> **Exercise directions**:
Copy out the material below in full, but not its images.

-- Start --

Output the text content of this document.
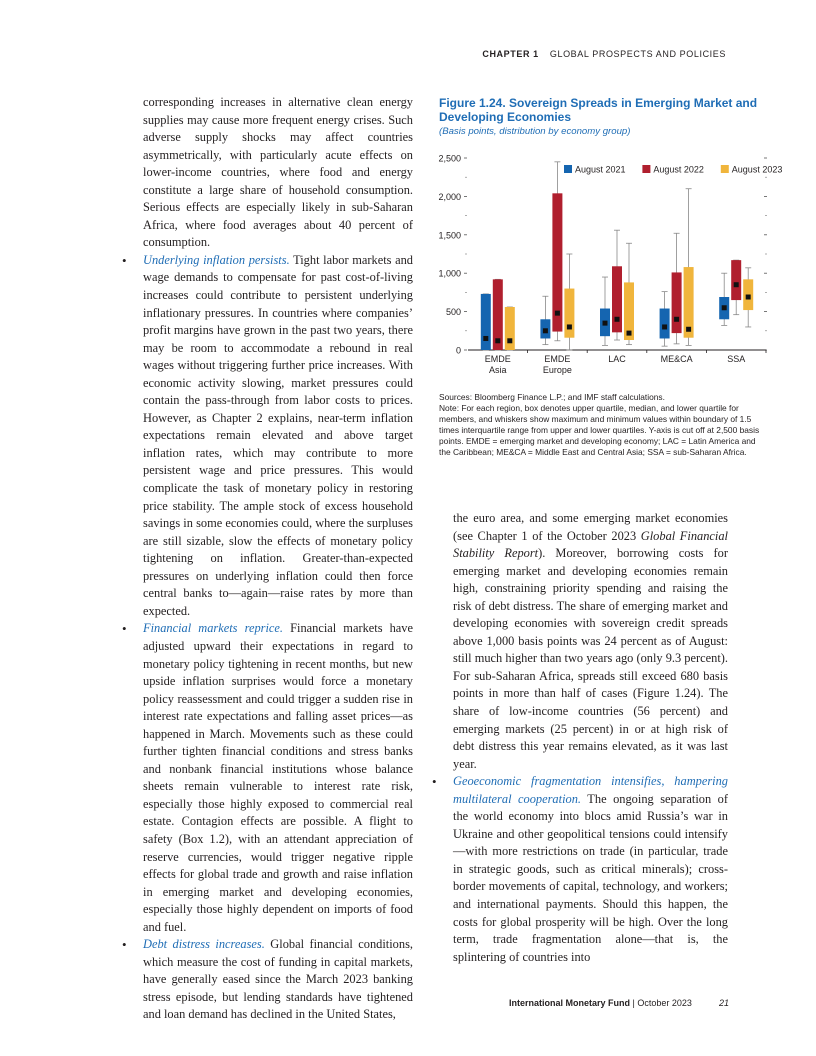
CHAPTER 1 GLOBAL PROSPECTS AND POLICIES

corresponding increases in alternative clean energy supplies may cause more frequent energy crises. Such adverse supply shocks may affect countries asymmetrically, with particularly acute effects on lower-income countries, where food and energy constitute a large share of household consumption. Serious effects are especially likely in sub-Saharan Africa, where food averages about 40 percent of consumption.

• Underlying inflation persists. Tight labor markets and wage demands to compensate for past cost-of-living increases could contribute to persistent underlying inflationary pressures. In countries where companies’ profit margins have grown in the past two years, there may be room to accommodate a rebound in real wages without triggering further price increases. With economic activity slowing, market pressures could contain the pass-through from labor costs to prices. However, as Chapter 2 explains, near-term inflation expectations remain elevated and above target inflation rates, which may contribute to more persistent wage and price pressures. This would complicate the task of monetary policy in restoring price stability. The ample stock of excess household savings in some economies could, where the surpluses are still sizable, slow the effects of monetary policy tightening on inflation. Greater-than-expected pressures on underlying inflation could then force central banks to—again—raise rates by more than expected.

• Financial markets reprice. Financial markets have adjusted upward their expectations in regard to monetary policy tightening in recent months, but new upside inflation surprises would force a monetary policy reassessment and could trigger a sudden rise in interest rate expectations and falling asset prices—as happened in March. Movements such as these could further tighten financial conditions and stress banks and nonbank financial institutions whose balance sheets remain vulnerable to interest rate risk, especially those highly exposed to commercial real estate. Contagion effects are possible. A flight to safety (Box 1.2), with an attendant appreciation of reserve currencies, would trigger negative ripple effects for global trade and growth and raise inflation in emerging market and developing economies, especially those highly dependent on imports of food and fuel.

• Debt distress increases. Global financial conditions, which measure the cost of funding in capital markets, have generally eased since the March 2023 banking stress episode, but lending standards have tightened and loan demand has declined in the United States,

Figure 1.24. Sovereign Spreads in Emerging Market and Developing Economies
(Basis points, distribution by economy group)
0
500
1,000
1,500
2,000
2,500
EMDE
Asia
EMDE
Europe
LAC	ME&CA	SSA
August 2021	August 2022	August 2023

Sources: Bloomberg Finance L.P.; and IMF staff calculations.

Note: For each region, box denotes upper quartile, median, and lower quartile for members, and whiskers show maximum and minimum values within boundary of 1.5 times interquartile range from upper and lower quartiles. Y-axis is cut off at 2,500 basis points. EMDE = emerging market and developing economy; LAC = Latin America and the Caribbean; ME&CA = Middle East and Central Asia; SSA = sub-Saharan Africa.

the euro area, and some emerging market economies (see Chapter 1 of the October 2023 Global Financial Stability Report). Moreover, borrowing costs for emerging market and developing economies remain high, constraining priority spending and raising the risk of debt distress. The share of emerging market and developing economies with sovereign credit spreads above 1,000 basis points was 24 percent as of August: still much higher than two years ago (only 9.3 percent). For sub-Saharan Africa, spreads still exceed 680 basis points in more than half of cases (Figure 1.24). The share of low-income countries (56 percent) and emerging markets (25 percent) in or at high risk of debt distress this year remains elevated, as it was last year.

• Geoeconomic fragmentation intensifies, hampering multilateral cooperation. The ongoing separation of the world economy into blocs amid Russia’s war in Ukraine and other geopolitical tensions could intensify—with more restrictions on trade (in particular, trade in strategic goods, such as critical minerals); cross-border movements of capital, technology, and workers; and international payments. Should this happen, the costs for global prosperity will be high. Over the long term, trade fragmentation alone—that is, the splintering of countries into

International Monetary Fund | October 2023	21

-- End --

> **The solution**:
Output the text content of this document.
CHAPTER 1 GLOBAL PROSPECTS AND POLICIES

corresponding increases in alternative clean energy supplies may cause more frequent energy crises. Such adverse supply shocks may affect countries asymmetrically, with particularly acute effects on lower-income countries, where food and energy constitute a large share of household consumption. Serious effects are especially likely in sub-Saharan Africa, where food averages about 40 percent of consumption.

• Underlying inflation persists. Tight labor markets and wage demands to compensate for past cost-of-living increases could contribute to persistent underlying inflationary pressures. In countries where companies’ profit margins have grown in the past two years, there may be room to accommodate a rebound in real wages without triggering further price increases. With economic activity slowing, market pressures could contain the pass-through from labor costs to prices. However, as Chapter 2 explains, near-term inflation expectations remain elevated and above target inflation rates, which may contribute to more persistent wage and price pressures. This would complicate the task of monetary policy in restoring price stability. The ample stock of excess household savings in some economies could, where the surpluses are still sizable, slow the effects of monetary policy tightening on inflation. Greater-than-expected pressures on underlying inflation could then force central banks to—again—raise rates by more than expected.

• Financial markets reprice. Financial markets have adjusted upward their expectations in regard to monetary policy tightening in recent months, but new upside inflation surprises would force a monetary policy reassessment and could trigger a sudden rise in interest rate expectations and falling asset prices—as happened in March. Movements such as these could further tighten financial conditions and stress banks and nonbank financial institutions whose balance sheets remain vulnerable to interest rate risk, especially those highly exposed to commercial real estate. Contagion effects are possible. A flight to safety (Box 1.2), with an attendant appreciation of reserve currencies, would trigger negative ripple effects for global trade and growth and raise inflation in emerging market and developing economies, especially those highly dependent on imports of food and fuel.

• Debt distress increases. Global financial conditions, which measure the cost of funding in capital markets, have generally eased since the March 2023 banking stress episode, but lending standards have tightened and loan demand has declined in the United States,

Figure 1.24. Sovereign Spreads in Emerging Market and Developing Economies
(Basis points, distribution by economy group)
0
500
1,000
1,500
2,000
2,500
EMDE
Asia
EMDE
Europe
LAC	ME&CA	SSA
August 2021	August 2022	August 2023

Sources: Bloomberg Finance L.P.; and IMF staff calculations.

Note: For each region, box denotes upper quartile, median, and lower quartile for members, and whiskers show maximum and minimum values within boundary of 1.5 times interquartile range from upper and lower quartiles. Y-axis is cut off at 2,500 basis points. EMDE = emerging market and developing economy; LAC = Latin America and the Caribbean; ME&CA = Middle East and Central Asia; SSA = sub-Saharan Africa.

the euro area, and some emerging market economies (see Chapter 1 of the October 2023 Global Financial Stability Report). Moreover, borrowing costs for emerging market and developing economies remain high, constraining priority spending and raising the risk of debt distress. The share of emerging market and developing economies with sovereign credit spreads above 1,000 basis points was 24 percent as of August: still much higher than two years ago (only 9.3 percent). For sub-Saharan Africa, spreads still exceed 680 basis points in more than half of cases (Figure 1.24). The share of low-income countries (56 percent) and emerging markets (25 percent) in or at high risk of debt distress this year remains elevated, as it was last year.

• Geoeconomic fragmentation intensifies, hampering multilateral cooperation. The ongoing separation of the world economy into blocs amid Russia’s war in Ukraine and other geopolitical tensions could intensify—with more restrictions on trade (in particular, trade in strategic goods, such as critical minerals); cross-border movements of capital, technology, and workers; and international payments. Should this happen, the costs for global prosperity will be high. Over the long term, trade fragmentation alone—that is, the splintering of countries into

International Monetary Fund | October 2023	21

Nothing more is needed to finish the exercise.